#### What is required
Using the records below, count the lines with "poly" in them. Give the number only.

#### Material for the task

================================

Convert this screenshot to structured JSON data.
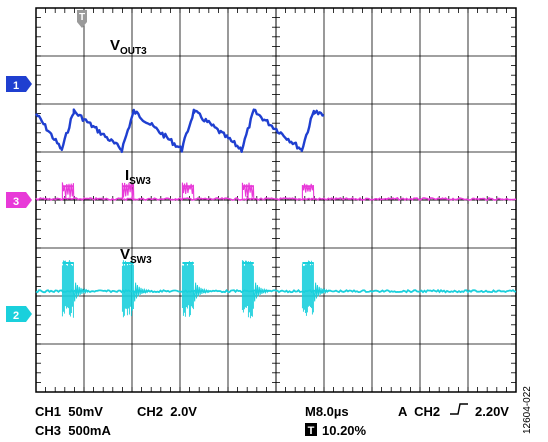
{
  "chart_data": {
    "type": "line",
    "title": "",
    "xlabel": "",
    "ylabel": "",
    "grid": true,
    "x_divisions": 10,
    "y_divisions": 8,
    "x_range_us": [
      0,
      80
    ],
    "series": [
      {
        "name": "V",
        "name_sub": "OUT3",
        "channel": "1",
        "color": "#1f3fd0",
        "points_us_div": [
          [
            0,
            5.8
          ],
          [
            4.3,
            5.05
          ],
          [
            6.3,
            5.85
          ],
          [
            14.3,
            5.05
          ],
          [
            16.3,
            5.85
          ],
          [
            24.3,
            5.05
          ],
          [
            26.3,
            5.85
          ],
          [
            34.3,
            5.05
          ],
          [
            36.3,
            5.85
          ],
          [
            44.3,
            5.05
          ],
          [
            46.3,
            5.85
          ],
          [
            48,
            5.75
          ]
        ]
      },
      {
        "name": "I",
        "name_sub": "SW3",
        "channel": "3",
        "color": "#e83ad8",
        "baseline_div": 4.02,
        "pulse_height_div": 0.35,
        "pulse_starts_us": [
          4.4,
          14.4,
          24.4,
          34.4,
          44.4
        ],
        "pulse_width_us": 1.9
      },
      {
        "name": "V",
        "name_sub": "SW3",
        "channel": "2",
        "color": "#1ad0dc",
        "baseline_div": 2.1,
        "pulse_height_div": 0.65,
        "burst_starts_us": [
          4.4,
          14.4,
          24.4,
          34.4,
          44.4
        ],
        "burst_width_us": 1.9
      }
    ]
  },
  "markers": {
    "ch1": "1",
    "ch3": "3",
    "ch2": "2",
    "trigger_top": "T"
  },
  "footer": {
    "ch1": "CH1  50mV",
    "ch2": "CH2  2.0V",
    "ch3": "CH3  500mA",
    "timebase": "M8.0µs",
    "trigger_prefix": "A  CH2",
    "trigger_level": "2.20V",
    "trigger_pos_icon": "T",
    "trigger_pos": "10.20%"
  },
  "figure_id": "12604-022",
  "colors": {
    "ch1": "#1f3fd0",
    "ch2": "#1ad0dc",
    "ch3": "#e83ad8",
    "trigger_marker": "#9a9a9a"
  }
}
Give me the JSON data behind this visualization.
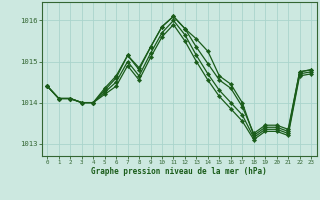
{
  "x": [
    0,
    1,
    2,
    3,
    4,
    5,
    6,
    7,
    8,
    9,
    10,
    11,
    12,
    13,
    14,
    15,
    16,
    17,
    18,
    19,
    20,
    21,
    22,
    23
  ],
  "y_main": [
    1014.4,
    1014.1,
    1014.1,
    1014.0,
    1014.0,
    1014.3,
    1014.6,
    1015.15,
    1014.8,
    1015.35,
    1015.85,
    1016.1,
    1015.8,
    1015.55,
    1015.25,
    1014.65,
    1014.45,
    1014.0,
    1013.2,
    1013.4,
    1013.4,
    1013.3,
    1014.75,
    1014.8
  ],
  "y_upper": [
    1014.4,
    1014.1,
    1014.1,
    1014.0,
    1014.0,
    1014.35,
    1014.65,
    1015.15,
    1014.85,
    1015.35,
    1015.85,
    1016.1,
    1015.8,
    1015.35,
    1014.95,
    1014.55,
    1014.35,
    1013.9,
    1013.25,
    1013.45,
    1013.45,
    1013.35,
    1014.75,
    1014.8
  ],
  "y_lower1": [
    1014.4,
    1014.1,
    1014.1,
    1014.0,
    1014.0,
    1014.25,
    1014.5,
    1015.0,
    1014.65,
    1015.2,
    1015.7,
    1016.0,
    1015.65,
    1015.15,
    1014.7,
    1014.3,
    1014.0,
    1013.7,
    1013.15,
    1013.35,
    1013.35,
    1013.25,
    1014.7,
    1014.75
  ],
  "y_lower2": [
    1014.4,
    1014.1,
    1014.1,
    1014.0,
    1014.0,
    1014.2,
    1014.4,
    1014.9,
    1014.55,
    1015.1,
    1015.6,
    1015.9,
    1015.5,
    1015.0,
    1014.55,
    1014.15,
    1013.85,
    1013.55,
    1013.1,
    1013.3,
    1013.3,
    1013.2,
    1014.65,
    1014.7
  ],
  "background_color": "#cce8e0",
  "grid_color": "#aad4cc",
  "line_color": "#1a5c1a",
  "marker_color": "#1a5c1a",
  "xlabel": "Graphe pression niveau de la mer (hPa)",
  "ylabel_ticks": [
    1013,
    1014,
    1015,
    1016
  ],
  "xlim": [
    -0.5,
    23.5
  ],
  "ylim": [
    1012.7,
    1016.45
  ],
  "axis_color": "#336633",
  "tick_label_color": "#1a5c1a"
}
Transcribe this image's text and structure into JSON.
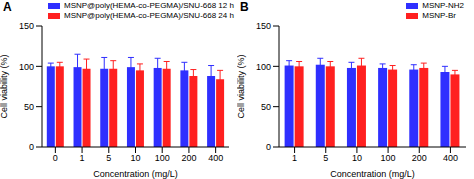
{
  "chart_data": [
    {
      "type": "bar",
      "title": "A",
      "x_label": "Concentration (mg/L)",
      "y_label": "Cell viability (%)",
      "categories": [
        "0",
        "1",
        "5",
        "10",
        "100",
        "200",
        "400"
      ],
      "series": [
        {
          "name": "MSNP@poly(HEMA-co-PEGMA)/SNU-668  12 h",
          "color": "#2f2fff",
          "values": [
            100,
            99,
            97,
            99,
            98,
            95,
            88
          ],
          "errors": [
            4,
            16,
            14,
            12,
            12,
            10,
            13
          ]
        },
        {
          "name": "MSNP@poly(HEMA-co-PEGMA)/SNU-668  24 h",
          "color": "#ff2020",
          "values": [
            100,
            97,
            97,
            95,
            97,
            88,
            84
          ],
          "errors": [
            5,
            12,
            10,
            8,
            9,
            8,
            11
          ]
        }
      ],
      "ylim": [
        0,
        150
      ],
      "yticks": [
        0,
        50,
        100,
        150
      ],
      "grid": false,
      "legend": "upper left"
    },
    {
      "type": "bar",
      "title": "B",
      "x_label": "Concentration (mg/L)",
      "y_label": "Cell viability (%)",
      "categories": [
        "1",
        "5",
        "10",
        "100",
        "200",
        "400"
      ],
      "series": [
        {
          "name": "MSNP-NH2",
          "color": "#2f2fff",
          "values": [
            101,
            102,
            98,
            98,
            96,
            93
          ],
          "errors": [
            6,
            8,
            7,
            5,
            6,
            7
          ]
        },
        {
          "name": "MSNP-Br",
          "color": "#ff2020",
          "values": [
            100,
            100,
            101,
            96,
            98,
            90
          ],
          "errors": [
            6,
            6,
            9,
            5,
            6,
            5
          ]
        }
      ],
      "ylim": [
        0,
        150
      ],
      "yticks": [
        0,
        50,
        100,
        150
      ],
      "grid": false,
      "legend": "upper right"
    }
  ]
}
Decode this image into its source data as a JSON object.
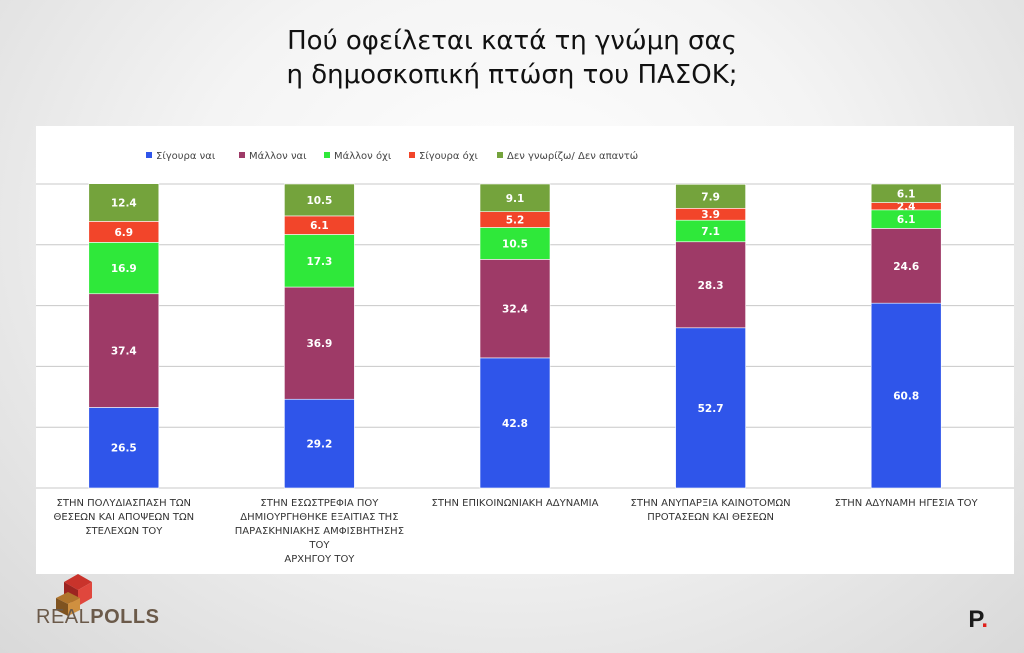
{
  "title_line1": "Πού οφείλεται κατά τη γνώμη σας",
  "title_line2": "η δημοσκοπική πτώση του ΠΑΣΟΚ;",
  "logo_left_text_part1": "REAL",
  "logo_left_text_part2": "POLLS",
  "logo_right_text": "P",
  "logo_right_dot": ".",
  "chart_data": {
    "type": "bar",
    "stacked": true,
    "categories": [
      [
        "ΣΤΗΝ ΠΟΛΥΔΙΑΣΠΑΣΗ ΤΩΝ",
        "ΘΕΣΕΩΝ ΚΑΙ ΑΠΟΨΕΩΝ ΤΩΝ",
        "ΣΤΕΛΕΧΩΝ ΤΟΥ"
      ],
      [
        "ΣΤΗΝ ΕΣΩΣΤΡΕΦΙΑ ΠΟΥ",
        "ΔΗΜΙΟΥΡΓΗΘΗΚΕ ΕΞΑΙΤΙΑΣ ΤΗΣ",
        "ΠΑΡΑΣΚΗΝΙΑΚΗΣ ΑΜΦΙΣΒΗΤΗΣΗΣ",
        "ΤΟΥ",
        "ΑΡΧΗΓΟΥ ΤΟΥ"
      ],
      [
        "ΣΤΗΝ ΕΠΙΚΟΙΝΩΝΙΑΚΗ ΑΔΥΝΑΜΙΑ"
      ],
      [
        "ΣΤΗΝ ΑΝΥΠΑΡΞΙΑ ΚΑΙΝΟΤΟΜΩΝ",
        "ΠΡΟΤΑΣΕΩΝ ΚΑΙ ΘΕΣΕΩΝ"
      ],
      [
        "ΣΤΗΝ ΑΔΥΝΑΜΗ ΗΓΕΣΙΑ ΤΟΥ"
      ]
    ],
    "series": [
      {
        "name": "Σίγουρα ναι",
        "color": "#2f55ea",
        "values": [
          26.5,
          29.2,
          42.8,
          52.7,
          60.8
        ]
      },
      {
        "name": "Μάλλον ναι",
        "color": "#9e3a67",
        "values": [
          37.4,
          36.9,
          32.4,
          28.3,
          24.6
        ]
      },
      {
        "name": "Μάλλον όχι",
        "color": "#2fe83a",
        "values": [
          16.9,
          17.3,
          10.5,
          7.1,
          6.1
        ]
      },
      {
        "name": "Σίγουρα όχι",
        "color": "#f2452a",
        "values": [
          6.9,
          6.1,
          5.2,
          3.9,
          2.4
        ]
      },
      {
        "name": "Δεν γνωρίζω/ Δεν απαντώ",
        "color": "#74a33c",
        "values": [
          12.4,
          10.5,
          9.1,
          7.9,
          6.1
        ]
      }
    ],
    "ylim": [
      0,
      100
    ],
    "grid": true,
    "legend": "top",
    "data_label_color": "#ffffff"
  }
}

================================

#### Result of the task
2